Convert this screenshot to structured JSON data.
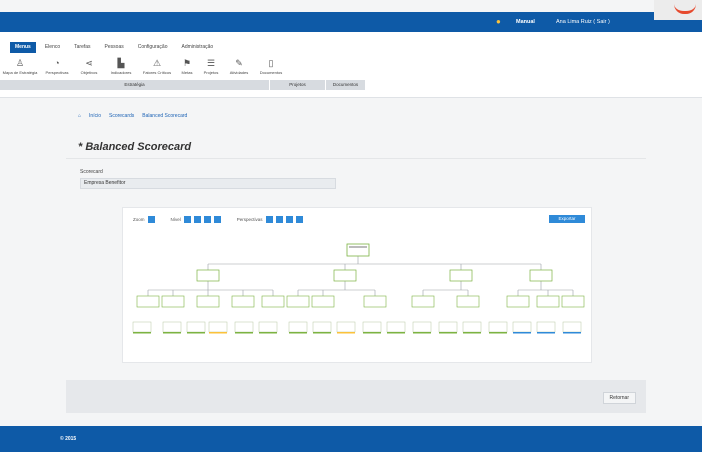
{
  "header": {
    "manual_label": "Manual",
    "user_label": "Ana Lima Ruiz ( Sair )"
  },
  "menu": {
    "tabs": [
      "Menus",
      "Elenco",
      "Tarefas",
      "Pessoas",
      "Configuração",
      "Administração"
    ],
    "ribbon": [
      {
        "label": "Mapa de Estratégia",
        "icon": "person-icon"
      },
      {
        "label": "Perspectivas",
        "icon": "pie-icon"
      },
      {
        "label": "Objetivos",
        "icon": "share-icon"
      },
      {
        "label": "Indicadores",
        "icon": "chart-icon"
      },
      {
        "label": "Fatores Críticos",
        "icon": "warning-icon"
      },
      {
        "label": "Metas",
        "icon": "flag-icon"
      },
      {
        "label": "Projetos",
        "icon": "list-icon"
      },
      {
        "label": "Atividades",
        "icon": "edit-icon"
      },
      {
        "label": "Documentos",
        "icon": "document-icon"
      }
    ],
    "groups": [
      "Estratégia",
      "Projetos",
      "Documentos"
    ]
  },
  "breadcrumb": [
    "Início",
    "Scorecards",
    "Balanced Scorecard"
  ],
  "page": {
    "title": "* Balanced Scorecard",
    "scorecard_label": "Scorecard",
    "scorecard_value": "Empresa Benefitor"
  },
  "chart_controls": {
    "labels": [
      "Zoom",
      "Nível",
      "Perspectivas"
    ],
    "export_label": "Exportar"
  },
  "footer": {
    "close_label": "Retornar",
    "copyright": "© 2015"
  },
  "colors": {
    "primary": "#0e5aa7",
    "accent": "#2f8ad8",
    "node_green": "#7cb342",
    "node_blue": "#2f8ad8"
  }
}
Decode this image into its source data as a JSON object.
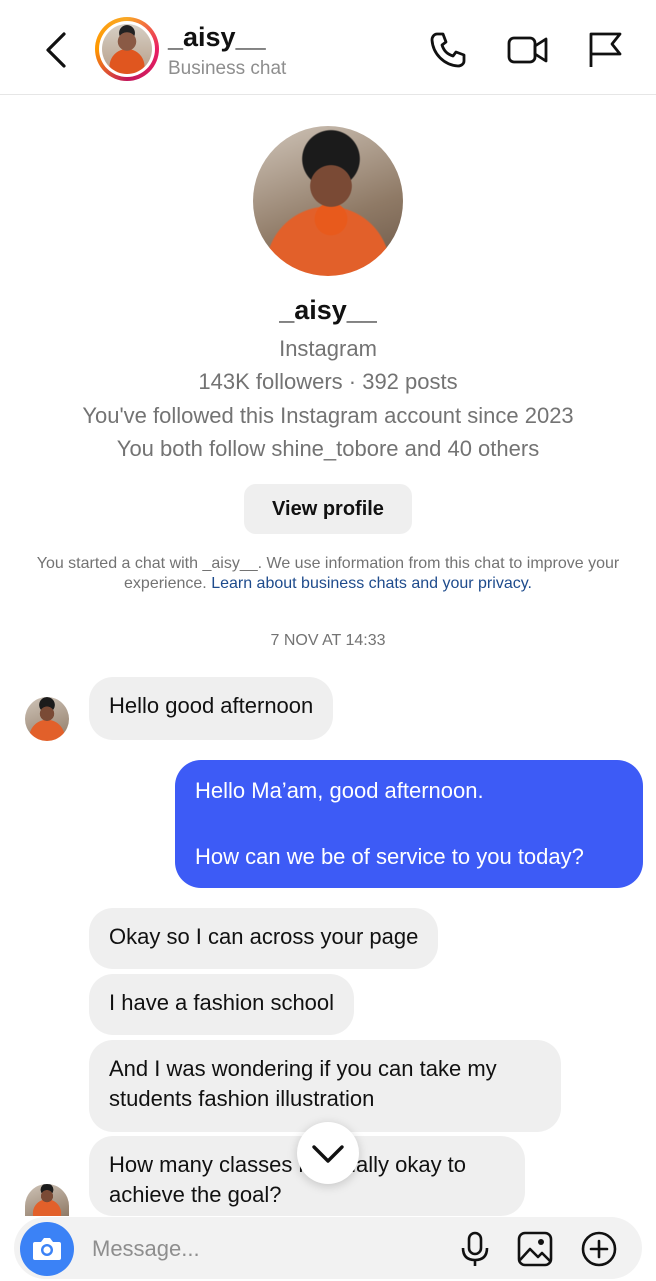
{
  "header": {
    "username": "_aisy__",
    "subtitle": "Business chat"
  },
  "icons": {
    "back": "chevron-left-icon",
    "call": "phone-icon",
    "video": "video-camera-icon",
    "report": "flag-icon"
  },
  "profile": {
    "name": "_aisy__",
    "platform": "Instagram",
    "stats": "143K followers · 392 posts",
    "followed_since": "You've followed this Instagram account since 2023",
    "mutuals": "You both follow shine_tobore and 40 others",
    "view_profile_label": "View profile"
  },
  "notice": {
    "text": "You started a chat with _aisy__. We use information from this chat to improve your experience. ",
    "link": "Learn about business chats and your privacy."
  },
  "timestamp": "7 NOV AT 14:33",
  "messages": [
    {
      "from": "them",
      "text": "Hello good afternoon"
    },
    {
      "from": "me",
      "text": "Hello Ma’am, good afternoon.\n\nHow can we be of service to you today?"
    },
    {
      "from": "them",
      "text": "Okay so I can across your page"
    },
    {
      "from": "them",
      "text": "I have a fashion school"
    },
    {
      "from": "them",
      "text": "And I was wondering if you can take my students fashion illustration"
    },
    {
      "from": "them",
      "text": "How many classes is usually okay to achieve the goal?"
    }
  ],
  "composer": {
    "placeholder": "Message..."
  },
  "colors": {
    "outgoing_bubble": "#3d5bf6",
    "incoming_bubble": "#efefef",
    "camera_button": "#3b82f6",
    "link": "#1e4b8c"
  }
}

> _Written problem_
Using the entries above, return each line that includes the word "profile".

> _Reply to the task_
  "profile": {
    "view_profile_label": "View profile"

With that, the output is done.